### YOUR INSTRUCTIONS
Within the records that follow, find every line containing the string "Skill". Copy those lines.

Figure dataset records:

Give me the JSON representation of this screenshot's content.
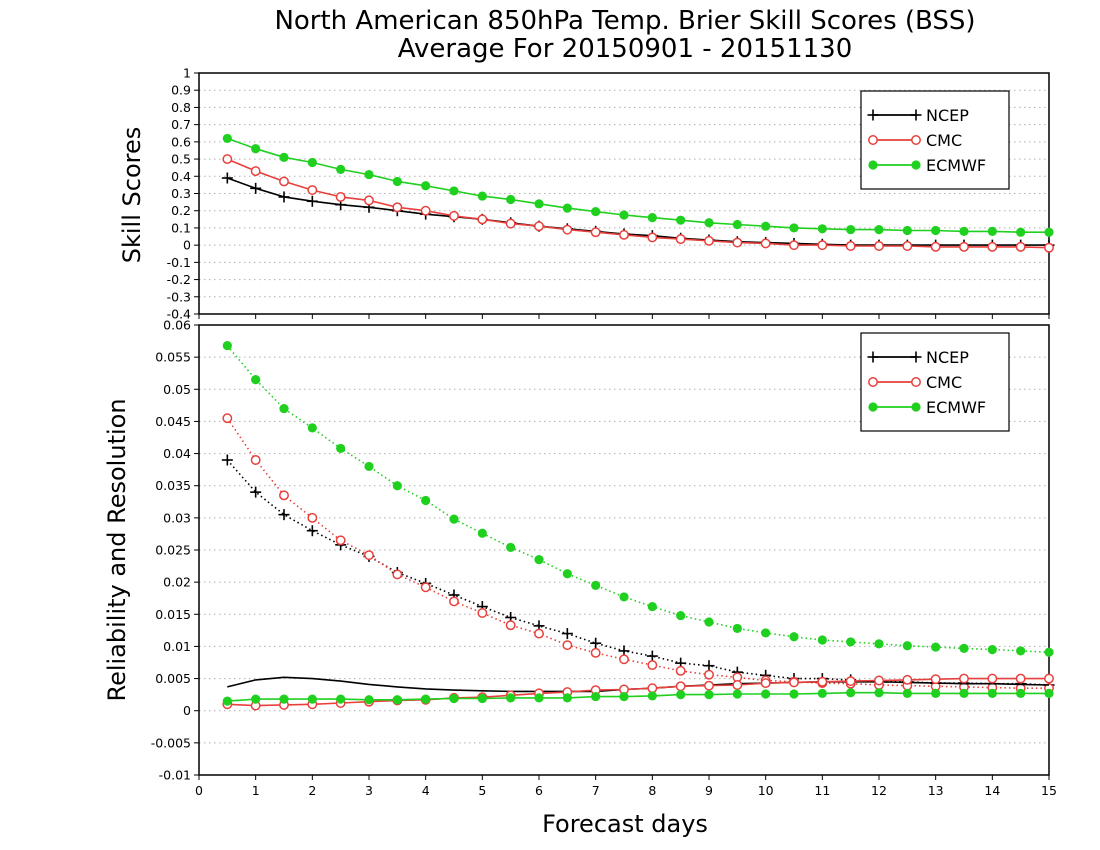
{
  "figure": {
    "title_line1": "North American 850hPa Temp. Brier Skill Scores (BSS)",
    "title_line2": "Average For 20150901 - 20151130",
    "xlabel": "Forecast days"
  },
  "colors": {
    "NCEP": "#000000",
    "CMC": "#e8403c",
    "ECMWF": "#1fd01f",
    "grid": "#b0b0b0"
  },
  "chart_data": [
    {
      "type": "line",
      "ylabel": "Skill Scores",
      "xlim": [
        0,
        15
      ],
      "ylim": [
        -0.4,
        1
      ],
      "x_ticks": [
        0,
        1,
        2,
        3,
        4,
        5,
        6,
        7,
        8,
        9,
        10,
        11,
        12,
        13,
        14,
        15
      ],
      "y_ticks": [
        -0.4,
        -0.3,
        -0.2,
        -0.1,
        0,
        0.1,
        0.2,
        0.3,
        0.4,
        0.5,
        0.6,
        0.7,
        0.8,
        0.9,
        1
      ],
      "y_tick_labels": [
        "-0.4",
        "-0.3",
        "-0.2",
        "-0.1",
        "0",
        "0.1",
        "0.2",
        "0.3",
        "0.4",
        "0.5",
        "0.6",
        "0.7",
        "0.8",
        "0.9",
        "1"
      ],
      "grid": "horizontal dotted",
      "legend_position": "top-right",
      "legend": [
        "NCEP",
        "CMC",
        "ECMWF"
      ],
      "x": [
        0.5,
        1,
        1.5,
        2,
        2.5,
        3,
        3.5,
        4,
        4.5,
        5,
        5.5,
        6,
        6.5,
        7,
        7.5,
        8,
        8.5,
        9,
        9.5,
        10,
        10.5,
        11,
        11.5,
        12,
        12.5,
        13,
        13.5,
        14,
        14.5,
        15
      ],
      "series": [
        {
          "name": "NCEP",
          "marker": "plus",
          "style": "solid",
          "values": [
            0.39,
            0.33,
            0.28,
            0.255,
            0.235,
            0.22,
            0.2,
            0.18,
            0.165,
            0.15,
            0.13,
            0.11,
            0.095,
            0.08,
            0.065,
            0.055,
            0.04,
            0.03,
            0.02,
            0.015,
            0.01,
            0.005,
            0.0,
            0.0,
            0.0,
            0.0,
            0.0,
            0.0,
            0.0,
            0.0
          ]
        },
        {
          "name": "CMC",
          "marker": "open-circle",
          "style": "solid",
          "values": [
            0.5,
            0.43,
            0.37,
            0.32,
            0.28,
            0.26,
            0.22,
            0.2,
            0.17,
            0.15,
            0.125,
            0.11,
            0.09,
            0.075,
            0.06,
            0.045,
            0.035,
            0.025,
            0.015,
            0.01,
            0.0,
            0.0,
            -0.005,
            -0.005,
            -0.005,
            -0.01,
            -0.01,
            -0.01,
            -0.01,
            -0.015
          ]
        },
        {
          "name": "ECMWF",
          "marker": "filled-circle",
          "style": "solid",
          "values": [
            0.62,
            0.56,
            0.51,
            0.48,
            0.44,
            0.41,
            0.37,
            0.345,
            0.315,
            0.285,
            0.265,
            0.24,
            0.215,
            0.195,
            0.175,
            0.16,
            0.145,
            0.13,
            0.12,
            0.11,
            0.1,
            0.095,
            0.09,
            0.09,
            0.085,
            0.085,
            0.08,
            0.08,
            0.075,
            0.075
          ]
        }
      ]
    },
    {
      "type": "line",
      "ylabel": "Reliability and Resolution",
      "xlim": [
        0,
        15
      ],
      "ylim": [
        -0.01,
        0.06
      ],
      "x_ticks": [
        0,
        1,
        2,
        3,
        4,
        5,
        6,
        7,
        8,
        9,
        10,
        11,
        12,
        13,
        14,
        15
      ],
      "x_tick_labels": [
        "0",
        "1",
        "2",
        "3",
        "4",
        "5",
        "6",
        "7",
        "8",
        "9",
        "10",
        "11",
        "12",
        "13",
        "14",
        "15"
      ],
      "y_ticks": [
        -0.01,
        -0.005,
        0,
        0.005,
        0.01,
        0.015,
        0.02,
        0.025,
        0.03,
        0.035,
        0.04,
        0.045,
        0.05,
        0.055,
        0.06
      ],
      "y_tick_labels": [
        "-0.01",
        "-0.005",
        "0",
        "0.005",
        "0.01",
        "0.015",
        "0.02",
        "0.025",
        "0.03",
        "0.035",
        "0.04",
        "0.045",
        "0.05",
        "0.055",
        "0.06"
      ],
      "grid": "horizontal dotted",
      "legend_position": "top-right",
      "legend": [
        "NCEP",
        "CMC",
        "ECMWF"
      ],
      "x": [
        0.5,
        1,
        1.5,
        2,
        2.5,
        3,
        3.5,
        4,
        4.5,
        5,
        5.5,
        6,
        6.5,
        7,
        7.5,
        8,
        8.5,
        9,
        9.5,
        10,
        10.5,
        11,
        11.5,
        12,
        12.5,
        13,
        13.5,
        14,
        14.5,
        15
      ],
      "series": [
        {
          "name": "NCEP",
          "marker": "plus",
          "style": "dotted",
          "values": [
            0.039,
            0.034,
            0.0305,
            0.028,
            0.0258,
            0.024,
            0.0215,
            0.0198,
            0.018,
            0.0162,
            0.0145,
            0.0132,
            0.012,
            0.0105,
            0.0093,
            0.0085,
            0.0074,
            0.007,
            0.006,
            0.0055,
            0.005,
            0.005,
            0.0048,
            0.0045,
            0.0045,
            0.0043,
            0.0043,
            0.0042,
            0.0042,
            0.004
          ]
        },
        {
          "name": "CMC",
          "marker": "open-circle",
          "style": "dotted",
          "values": [
            0.0455,
            0.039,
            0.0335,
            0.03,
            0.0265,
            0.0242,
            0.0212,
            0.0192,
            0.017,
            0.0152,
            0.0133,
            0.012,
            0.0102,
            0.009,
            0.008,
            0.0071,
            0.0062,
            0.0056,
            0.0052,
            0.0047,
            0.0045,
            0.0043,
            0.0042,
            0.004,
            0.0039,
            0.0038,
            0.0037,
            0.0036,
            0.0035,
            0.0035
          ]
        },
        {
          "name": "ECMWF",
          "marker": "filled-circle",
          "style": "dotted",
          "values": [
            0.0568,
            0.0515,
            0.047,
            0.044,
            0.0408,
            0.038,
            0.035,
            0.0327,
            0.0298,
            0.0276,
            0.0254,
            0.0235,
            0.0213,
            0.0195,
            0.0177,
            0.0162,
            0.0148,
            0.0138,
            0.0128,
            0.0121,
            0.0115,
            0.011,
            0.0107,
            0.0104,
            0.0101,
            0.0099,
            0.0097,
            0.0095,
            0.0093,
            0.0091
          ]
        },
        {
          "name": "NCEP",
          "marker": "none",
          "style": "solid",
          "values": [
            0.0037,
            0.0048,
            0.0052,
            0.005,
            0.0046,
            0.0041,
            0.0037,
            0.0034,
            0.0032,
            0.0031,
            0.003,
            0.003,
            0.003,
            0.003,
            0.0033,
            0.0035,
            0.0038,
            0.004,
            0.0042,
            0.0043,
            0.0044,
            0.0045,
            0.0045,
            0.0045,
            0.0044,
            0.0043,
            0.0042,
            0.0042,
            0.0041,
            0.004
          ]
        },
        {
          "name": "CMC",
          "marker": "open-circle",
          "style": "solid",
          "values": [
            0.001,
            0.0008,
            0.0009,
            0.001,
            0.0012,
            0.0014,
            0.0016,
            0.0017,
            0.002,
            0.0021,
            0.0024,
            0.0027,
            0.0029,
            0.0032,
            0.0033,
            0.0035,
            0.0038,
            0.0039,
            0.004,
            0.0043,
            0.0044,
            0.0045,
            0.0046,
            0.0047,
            0.0048,
            0.0049,
            0.005,
            0.005,
            0.005,
            0.005
          ]
        },
        {
          "name": "ECMWF",
          "marker": "filled-circle",
          "style": "solid",
          "values": [
            0.0015,
            0.0018,
            0.0018,
            0.0018,
            0.0018,
            0.0017,
            0.0017,
            0.0018,
            0.0019,
            0.0019,
            0.002,
            0.002,
            0.002,
            0.0022,
            0.0022,
            0.0023,
            0.0025,
            0.0025,
            0.0026,
            0.0026,
            0.0026,
            0.0027,
            0.0028,
            0.0028,
            0.0027,
            0.0027,
            0.0027,
            0.0027,
            0.0027,
            0.0027
          ]
        }
      ]
    }
  ]
}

### COMPLETE OUTPUT
    "title_line1": "North American 850hPa Temp. Brier Skill Scores (BSS)",
      "ylabel": "Skill Scores",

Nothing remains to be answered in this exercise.